**SOURCE TEXT**
START
Call Off The Chihuahuas

The chihuahuas watchdogs are restless in CA after learning that the state allowed Boeing to dispose of some waste (with traces of radioactivity) at a municipal landfill.


I highly doubt Boeing and the regulators are violating a bunch of laws.

Notice this gem?

"The US EPA has estimated that a person exposed to the levels of radiation that regulators and Boeing are using as radioactive release criteria could deliver a dose up to 45 millirem per year. That is equivalent to 22 additional chest X-rays a year and almost twice EPA's limits for public exposure from an operating nuclear plant, but it is what DTSC, DPH, and Boeing have used to approve sending radioactive materials offsite, Tucker said."

That comes from the Committee To Bridge The Gap report (link at end of original article, go to bottom of page 28, using the page numbering within the document) which says:

"Indeed, assessments of the dose or risk from contamination at the levels in the Table vary
widely, depending in part on the radionuclide. EPA, for example, estimates doses of up to 45
millirem per year effective dose equivalent for a typical reuse scenario of a building
contaminated at these levels. That is the equivalent of approximately 22 chest X-rays each
year, or one a week, allowed to continue over many years."

In other words, if one were to inhabit a building (I don't know if EPA modeled the building as a residential or occupational building), at the contamination levels given in U.S. NRC Reg. Guide 1.86 (the "Table" above) one could get a dose of 45 mrem/yr.  The dose would also depend on the actual nuclides chosen by EPA, they are unlikely to exactly match Boeing's.

But wait?  I thought federal law was being broken here?  It's not.  That Reg. Guide has been used for decades as the prior paragraph in the report states.
END
**DATASET ROWS**
START
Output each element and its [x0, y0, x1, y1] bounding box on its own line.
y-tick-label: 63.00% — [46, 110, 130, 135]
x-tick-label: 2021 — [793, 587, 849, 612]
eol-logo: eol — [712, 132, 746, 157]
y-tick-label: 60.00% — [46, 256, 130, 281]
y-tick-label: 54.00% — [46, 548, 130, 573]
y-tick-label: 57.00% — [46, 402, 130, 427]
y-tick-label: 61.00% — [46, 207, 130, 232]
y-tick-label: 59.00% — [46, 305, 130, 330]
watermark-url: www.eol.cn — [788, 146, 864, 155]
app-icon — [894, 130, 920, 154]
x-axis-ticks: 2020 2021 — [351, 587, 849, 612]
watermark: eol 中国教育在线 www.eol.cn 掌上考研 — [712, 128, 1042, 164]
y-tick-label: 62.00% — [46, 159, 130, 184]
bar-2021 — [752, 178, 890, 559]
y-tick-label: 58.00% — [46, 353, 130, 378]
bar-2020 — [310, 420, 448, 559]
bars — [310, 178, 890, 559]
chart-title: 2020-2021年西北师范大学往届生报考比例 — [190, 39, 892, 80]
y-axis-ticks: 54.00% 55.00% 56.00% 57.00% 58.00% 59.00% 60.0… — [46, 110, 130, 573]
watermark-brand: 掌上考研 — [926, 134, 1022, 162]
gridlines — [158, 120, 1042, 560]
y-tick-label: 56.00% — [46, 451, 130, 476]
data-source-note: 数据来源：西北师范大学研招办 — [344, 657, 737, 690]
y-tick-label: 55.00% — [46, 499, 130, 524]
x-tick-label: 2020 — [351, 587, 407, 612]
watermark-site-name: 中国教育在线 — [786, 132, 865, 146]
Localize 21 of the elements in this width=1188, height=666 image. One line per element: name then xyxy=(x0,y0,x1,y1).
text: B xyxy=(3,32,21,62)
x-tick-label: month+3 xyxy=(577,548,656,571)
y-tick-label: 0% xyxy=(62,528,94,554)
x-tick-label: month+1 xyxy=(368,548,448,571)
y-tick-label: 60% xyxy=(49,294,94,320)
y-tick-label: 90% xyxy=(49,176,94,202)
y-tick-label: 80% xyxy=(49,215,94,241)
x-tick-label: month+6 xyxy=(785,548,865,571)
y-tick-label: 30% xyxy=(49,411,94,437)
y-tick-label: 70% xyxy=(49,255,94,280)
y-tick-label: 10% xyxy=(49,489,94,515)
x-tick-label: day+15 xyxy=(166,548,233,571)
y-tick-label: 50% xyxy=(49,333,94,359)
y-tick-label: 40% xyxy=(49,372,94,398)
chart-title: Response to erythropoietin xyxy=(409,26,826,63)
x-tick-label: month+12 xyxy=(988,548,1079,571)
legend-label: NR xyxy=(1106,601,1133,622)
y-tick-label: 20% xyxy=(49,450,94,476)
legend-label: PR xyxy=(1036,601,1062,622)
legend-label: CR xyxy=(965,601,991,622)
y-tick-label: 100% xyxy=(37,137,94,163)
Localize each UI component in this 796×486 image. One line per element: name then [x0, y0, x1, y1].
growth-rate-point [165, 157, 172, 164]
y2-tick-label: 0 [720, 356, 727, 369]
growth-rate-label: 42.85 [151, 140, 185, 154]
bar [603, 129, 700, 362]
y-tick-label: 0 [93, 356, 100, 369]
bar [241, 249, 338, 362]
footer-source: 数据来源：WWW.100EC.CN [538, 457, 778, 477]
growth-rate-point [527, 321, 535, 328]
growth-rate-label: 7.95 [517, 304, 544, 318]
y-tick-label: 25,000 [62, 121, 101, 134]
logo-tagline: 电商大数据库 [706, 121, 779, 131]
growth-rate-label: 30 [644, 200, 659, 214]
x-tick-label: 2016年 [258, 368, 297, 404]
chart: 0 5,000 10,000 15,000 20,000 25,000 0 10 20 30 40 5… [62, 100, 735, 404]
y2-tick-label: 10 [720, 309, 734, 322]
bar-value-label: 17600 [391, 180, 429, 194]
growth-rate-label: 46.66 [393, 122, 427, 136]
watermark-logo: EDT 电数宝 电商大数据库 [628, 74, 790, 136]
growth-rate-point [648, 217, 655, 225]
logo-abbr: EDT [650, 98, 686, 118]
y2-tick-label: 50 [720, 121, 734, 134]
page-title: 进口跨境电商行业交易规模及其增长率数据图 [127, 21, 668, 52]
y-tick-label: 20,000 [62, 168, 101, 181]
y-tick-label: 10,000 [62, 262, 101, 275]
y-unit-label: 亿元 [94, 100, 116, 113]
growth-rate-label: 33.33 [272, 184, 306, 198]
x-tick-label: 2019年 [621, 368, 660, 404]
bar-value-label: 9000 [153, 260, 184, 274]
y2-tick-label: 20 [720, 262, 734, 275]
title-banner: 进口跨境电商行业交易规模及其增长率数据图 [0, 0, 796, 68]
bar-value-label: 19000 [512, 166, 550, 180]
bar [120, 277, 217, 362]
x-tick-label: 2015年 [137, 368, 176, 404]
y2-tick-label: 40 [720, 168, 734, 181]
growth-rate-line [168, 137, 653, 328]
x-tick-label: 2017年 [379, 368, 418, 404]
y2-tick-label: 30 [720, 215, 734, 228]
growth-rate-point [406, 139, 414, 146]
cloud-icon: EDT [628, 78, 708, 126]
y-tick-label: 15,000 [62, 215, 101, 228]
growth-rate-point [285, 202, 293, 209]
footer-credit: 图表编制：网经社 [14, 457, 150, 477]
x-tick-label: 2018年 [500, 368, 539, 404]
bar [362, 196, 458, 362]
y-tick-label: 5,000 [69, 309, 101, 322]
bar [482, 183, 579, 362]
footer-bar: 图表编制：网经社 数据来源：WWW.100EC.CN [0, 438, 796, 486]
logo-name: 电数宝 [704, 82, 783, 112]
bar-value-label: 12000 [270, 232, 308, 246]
END
**PROBLEM REQUIREMENTS**
In the post about Boeing's waste, the Committee To Bridge The Gap report equates a dose of 45 millirem per year with roughly how many chest X-rays? The rows can be set aside; nothing here depends on them.

**EXERCISE SOLUTION**
About 22 chest X-rays a year, or one a week.